* [TASK INSTRUCTIONS]:
Give the number of lines containing the word "Rocketz", and nothing else.

Dataset records:
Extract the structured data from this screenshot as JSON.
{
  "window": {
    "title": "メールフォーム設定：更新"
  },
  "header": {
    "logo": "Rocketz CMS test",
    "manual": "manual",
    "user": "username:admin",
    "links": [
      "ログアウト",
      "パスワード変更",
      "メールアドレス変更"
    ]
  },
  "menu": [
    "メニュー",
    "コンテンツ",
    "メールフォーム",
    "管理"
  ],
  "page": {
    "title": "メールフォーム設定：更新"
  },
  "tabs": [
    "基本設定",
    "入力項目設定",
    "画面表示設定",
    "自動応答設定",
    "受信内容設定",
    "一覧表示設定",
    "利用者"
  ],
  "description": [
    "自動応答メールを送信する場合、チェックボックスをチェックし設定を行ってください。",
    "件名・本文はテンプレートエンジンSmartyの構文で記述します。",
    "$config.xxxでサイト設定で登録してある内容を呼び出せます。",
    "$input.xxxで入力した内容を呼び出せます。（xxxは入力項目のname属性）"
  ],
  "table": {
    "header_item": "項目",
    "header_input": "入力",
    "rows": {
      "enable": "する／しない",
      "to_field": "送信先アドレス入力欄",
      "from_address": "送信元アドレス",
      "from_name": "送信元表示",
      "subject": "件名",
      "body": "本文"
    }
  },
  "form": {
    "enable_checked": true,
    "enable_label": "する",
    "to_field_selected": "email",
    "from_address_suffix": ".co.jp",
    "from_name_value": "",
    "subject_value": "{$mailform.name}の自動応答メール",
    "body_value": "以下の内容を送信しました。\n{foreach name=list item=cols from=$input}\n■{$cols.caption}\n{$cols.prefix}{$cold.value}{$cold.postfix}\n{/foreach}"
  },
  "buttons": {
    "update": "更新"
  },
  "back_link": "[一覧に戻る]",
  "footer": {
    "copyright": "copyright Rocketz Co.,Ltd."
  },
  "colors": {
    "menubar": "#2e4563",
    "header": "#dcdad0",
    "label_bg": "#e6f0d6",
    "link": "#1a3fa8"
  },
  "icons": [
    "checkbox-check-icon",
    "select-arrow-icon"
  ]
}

* [EXERCISE ANSWER]:
2